Using the listing below, extract each line that has the word "content" in it.

── Record set ──

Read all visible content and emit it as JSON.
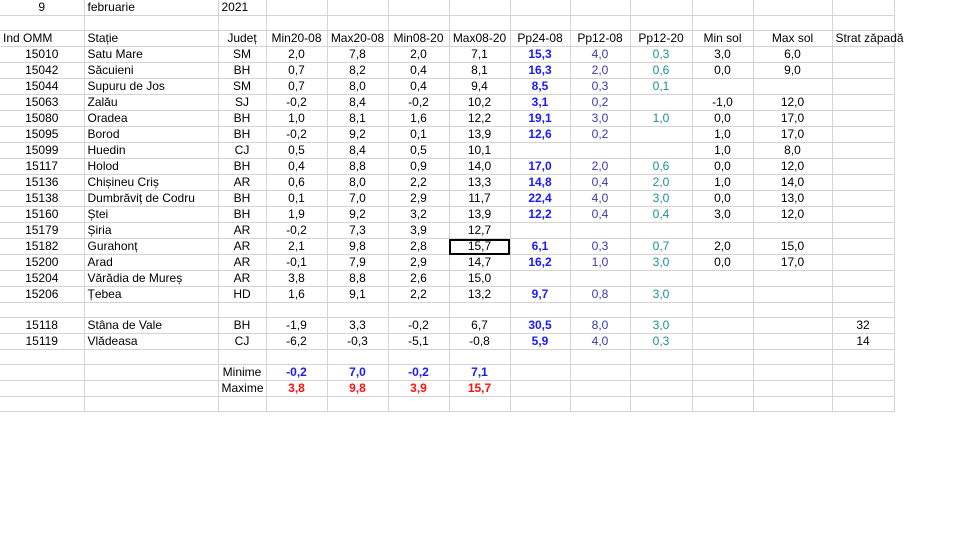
{
  "date": {
    "day": "9",
    "month": "februarie",
    "year": "2021"
  },
  "headers": [
    "Ind OMM",
    "Stație",
    "Județ",
    "Min20-08",
    "Max20-08",
    "Min08-20",
    "Max08-20",
    "Pp24-08",
    "Pp12-08",
    "Pp12-20",
    "Min sol",
    "Max sol",
    "Strat zăpadă"
  ],
  "stations": [
    [
      "15010",
      "Satu Mare",
      "SM",
      "2,0",
      "7,8",
      "2,0",
      "7,1",
      "15,3",
      "4,0",
      "0,3",
      "3,0",
      "6,0",
      ""
    ],
    [
      "15042",
      "Săcuieni",
      "BH",
      "0,7",
      "8,2",
      "0,4",
      "8,1",
      "16,3",
      "2,0",
      "0,6",
      "0,0",
      "9,0",
      ""
    ],
    [
      "15044",
      "Supuru de Jos",
      "SM",
      "0,7",
      "8,0",
      "0,4",
      "9,4",
      "8,5",
      "0,3",
      "0,1",
      "",
      "",
      ""
    ],
    [
      "15063",
      "Zalău",
      "SJ",
      "-0,2",
      "8,4",
      "-0,2",
      "10,2",
      "3,1",
      "0,2",
      "",
      "-1,0",
      "12,0",
      ""
    ],
    [
      "15080",
      "Oradea",
      "BH",
      "1,0",
      "8,1",
      "1,6",
      "12,2",
      "19,1",
      "3,0",
      "1,0",
      "0,0",
      "17,0",
      ""
    ],
    [
      "15095",
      "Borod",
      "BH",
      "-0,2",
      "9,2",
      "0,1",
      "13,9",
      "12,6",
      "0,2",
      "",
      "1,0",
      "17,0",
      ""
    ],
    [
      "15099",
      "Huedin",
      "CJ",
      "0,5",
      "8,4",
      "0,5",
      "10,1",
      "",
      "",
      "",
      "1,0",
      "8,0",
      ""
    ],
    [
      "15117",
      "Holod",
      "BH",
      "0,4",
      "8,8",
      "0,9",
      "14,0",
      "17,0",
      "2,0",
      "0,6",
      "0,0",
      "12,0",
      ""
    ],
    [
      "15136",
      "Chișineu   Criș",
      "AR",
      "0,6",
      "8,0",
      "2,2",
      "13,3",
      "14,8",
      "0,4",
      "2,0",
      "1,0",
      "14,0",
      ""
    ],
    [
      "15138",
      "Dumbrăviț  de Codru",
      "BH",
      "0,1",
      "7,0",
      "2,9",
      "11,7",
      "22,4",
      "4,0",
      "3,0",
      "0,0",
      "13,0",
      ""
    ],
    [
      "15160",
      "Ștei",
      "BH",
      "1,9",
      "9,2",
      "3,2",
      "13,9",
      "12,2",
      "0,4",
      "0,4",
      "3,0",
      "12,0",
      ""
    ],
    [
      "15179",
      "Șiria",
      "AR",
      "-0,2",
      "7,3",
      "3,9",
      "12,7",
      "",
      "",
      "",
      "",
      "",
      ""
    ],
    [
      "15182",
      "Gurahonț",
      "AR",
      "2,1",
      "9,8",
      "2,8",
      "15,7",
      "6,1",
      "0,3",
      "0,7",
      "2,0",
      "15,0",
      ""
    ],
    [
      "15200",
      "Arad",
      "AR",
      "-0,1",
      "7,9",
      "2,9",
      "14,7",
      "16,2",
      "1,0",
      "3,0",
      "0,0",
      "17,0",
      ""
    ],
    [
      "15204",
      "Vărădia de Mureș",
      "AR",
      "3,8",
      "8,8",
      "2,6",
      "15,0",
      "",
      "",
      "",
      "",
      "",
      ""
    ],
    [
      "15206",
      "Țebea",
      "HD",
      "1,6",
      "9,1",
      "2,2",
      "13,2",
      "9,7",
      "0,8",
      "3,0",
      "",
      "",
      ""
    ]
  ],
  "mountain": [
    [
      "15118",
      "Stâna de Vale",
      "BH",
      "-1,9",
      "3,3",
      "-0,2",
      "6,7",
      "30,5",
      "8,0",
      "3,0",
      "",
      "",
      "32"
    ],
    [
      "15119",
      "Vlădeasa",
      "CJ",
      "-6,2",
      "-0,3",
      "-5,1",
      "-0,8",
      "5,9",
      "4,0",
      "0,3",
      "",
      "",
      "14"
    ]
  ],
  "summary": {
    "min_label": "Minime",
    "max_label": "Maxime",
    "min_values": [
      "-0,2",
      "7,0",
      "-0,2",
      "7,1"
    ],
    "max_values": [
      "3,8",
      "9,8",
      "3,9",
      "15,7"
    ]
  },
  "selected_cell": "Max08-20 / 15182",
  "colors": {
    "pp24": "#1a1aff",
    "pp12_08": "#3838a8",
    "pp12_20": "#1f8f8f",
    "maxime": "#ff1010",
    "minime": "#1a1aff",
    "grid": "#d4d4d4"
  }
}
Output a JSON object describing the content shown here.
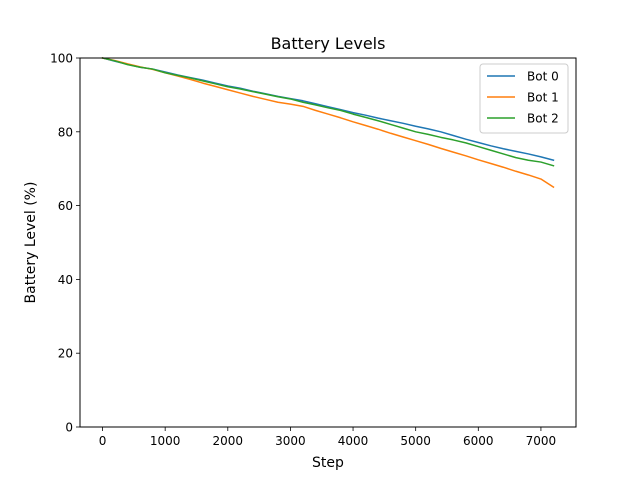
{
  "chart_data": {
    "type": "line",
    "title": "Battery Levels",
    "xlabel": "Step",
    "ylabel": "Battery Level (%)",
    "xlim": [
      -360,
      7560
    ],
    "ylim": [
      0,
      100
    ],
    "xticks": [
      0,
      1000,
      2000,
      3000,
      4000,
      5000,
      6000,
      7000
    ],
    "yticks": [
      0,
      20,
      40,
      60,
      80,
      100
    ],
    "grid": false,
    "legend": "top-right",
    "series": [
      {
        "name": "Bot 0",
        "color": "#1f77b4",
        "x": [
          0,
          200,
          400,
          600,
          800,
          1000,
          1200,
          1400,
          1600,
          1800,
          2000,
          2200,
          2400,
          2600,
          2800,
          3000,
          3200,
          3400,
          3600,
          3800,
          4000,
          4200,
          4400,
          4600,
          4800,
          5000,
          5200,
          5400,
          5600,
          5800,
          6000,
          6200,
          6400,
          6600,
          6800,
          7000,
          7200
        ],
        "y": [
          100,
          99.1,
          98.3,
          97.5,
          97.0,
          96.2,
          95.4,
          94.7,
          94.0,
          93.2,
          92.4,
          91.8,
          91.0,
          90.3,
          89.6,
          89.0,
          88.4,
          87.6,
          86.8,
          86.0,
          85.2,
          84.5,
          83.7,
          83.0,
          82.3,
          81.5,
          80.8,
          80.0,
          79.0,
          78.0,
          77.1,
          76.2,
          75.4,
          74.7,
          74.0,
          73.2,
          72.3
        ]
      },
      {
        "name": "Bot 1",
        "color": "#ff7f0e",
        "x": [
          0,
          200,
          400,
          600,
          800,
          1000,
          1200,
          1400,
          1600,
          1800,
          2000,
          2200,
          2400,
          2600,
          2800,
          3000,
          3200,
          3400,
          3600,
          3800,
          4000,
          4200,
          4400,
          4600,
          4800,
          5000,
          5200,
          5400,
          5600,
          5800,
          6000,
          6200,
          6400,
          6600,
          6800,
          7000,
          7200
        ],
        "y": [
          100,
          99.3,
          98.4,
          97.6,
          96.9,
          96.0,
          95.1,
          94.2,
          93.2,
          92.3,
          91.4,
          90.5,
          89.6,
          88.8,
          88.0,
          87.5,
          86.9,
          85.8,
          84.8,
          83.8,
          82.7,
          81.7,
          80.7,
          79.6,
          78.6,
          77.6,
          76.6,
          75.5,
          74.5,
          73.5,
          72.4,
          71.4,
          70.4,
          69.3,
          68.3,
          67.2,
          65.0
        ]
      },
      {
        "name": "Bot 2",
        "color": "#2ca02c",
        "x": [
          0,
          200,
          400,
          600,
          800,
          1000,
          1200,
          1400,
          1600,
          1800,
          2000,
          2200,
          2400,
          2600,
          2800,
          3000,
          3200,
          3400,
          3600,
          3800,
          4000,
          4200,
          4400,
          4600,
          4800,
          5000,
          5200,
          5400,
          5600,
          5800,
          6000,
          6200,
          6400,
          6600,
          6800,
          7000,
          7200
        ],
        "y": [
          100,
          99.2,
          98.2,
          97.5,
          97.0,
          96.0,
          95.3,
          94.6,
          93.8,
          93.0,
          92.2,
          91.6,
          90.9,
          90.2,
          89.5,
          88.9,
          88.0,
          87.3,
          86.5,
          85.8,
          84.8,
          83.9,
          83.0,
          82.0,
          81.0,
          80.0,
          79.3,
          78.5,
          77.8,
          77.0,
          76.0,
          75.0,
          74.0,
          73.0,
          72.3,
          71.8,
          70.8
        ]
      }
    ]
  }
}
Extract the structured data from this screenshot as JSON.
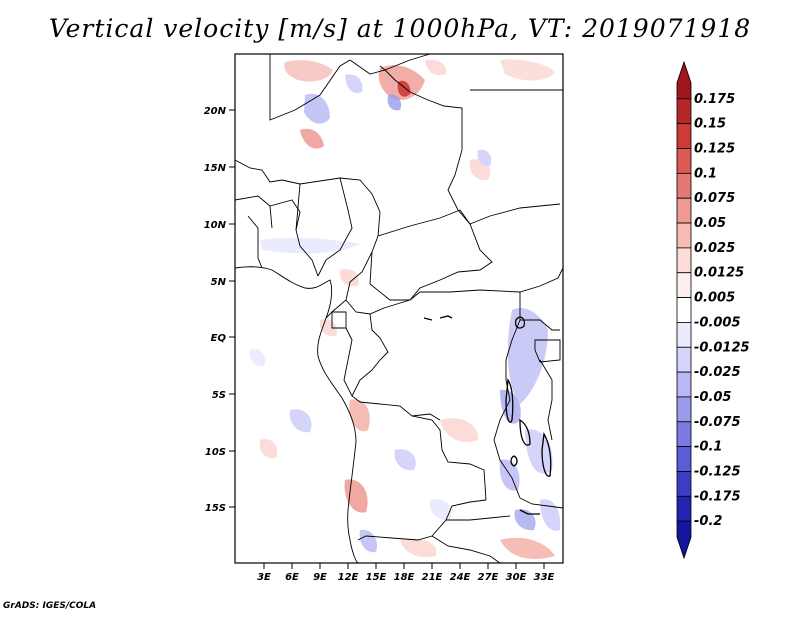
{
  "title": "Vertical velocity [m/s] at 1000hPa, VT: 2019071918",
  "footer": "GrADS: IGES/COLA",
  "map": {
    "lat_ticks": [
      "20N",
      "15N",
      "10N",
      "5N",
      "EQ",
      "5S",
      "10S",
      "15S"
    ],
    "lon_ticks": [
      "3E",
      "6E",
      "9E",
      "12E",
      "15E",
      "18E",
      "21E",
      "24E",
      "27E",
      "30E",
      "33E"
    ]
  },
  "colorbar": {
    "labels": [
      "0.175",
      "0.15",
      "0.125",
      "0.1",
      "0.075",
      "0.05",
      "0.025",
      "0.0125",
      "0.005",
      "-0.005",
      "-0.0125",
      "-0.025",
      "-0.05",
      "-0.075",
      "-0.1",
      "-0.125",
      "-0.175",
      "-0.2"
    ],
    "colors": [
      "#a0161c",
      "#b8262a",
      "#cd3b38",
      "#dc5a55",
      "#e47872",
      "#ee9992",
      "#f6bdb6",
      "#fbdcd8",
      "#ffeeee",
      "#ffffff",
      "#ebebff",
      "#d5d5fb",
      "#b8b8f4",
      "#9b9bec",
      "#7b7be3",
      "#5c5cd6",
      "#3c3cc6",
      "#2323b2",
      "#1515a0"
    ]
  }
}
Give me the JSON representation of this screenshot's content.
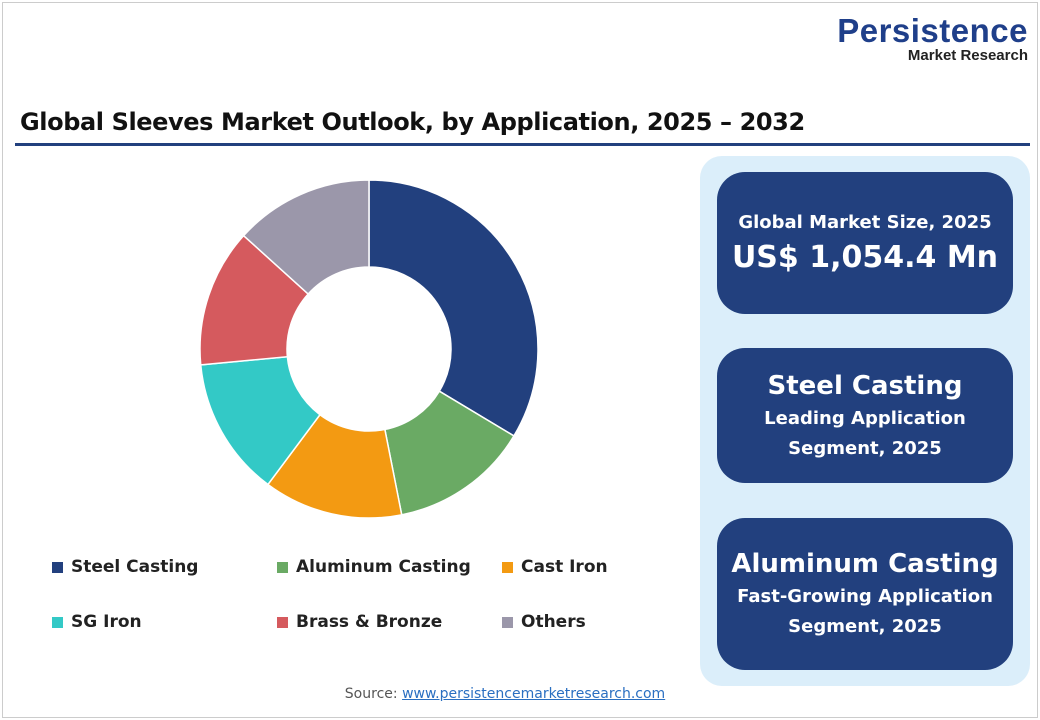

───

** Written answer **
Read all visible content and emit it as JSON.
Output a JSON object describing the content shown here.
Give me the JSON representation of this screenshot's content.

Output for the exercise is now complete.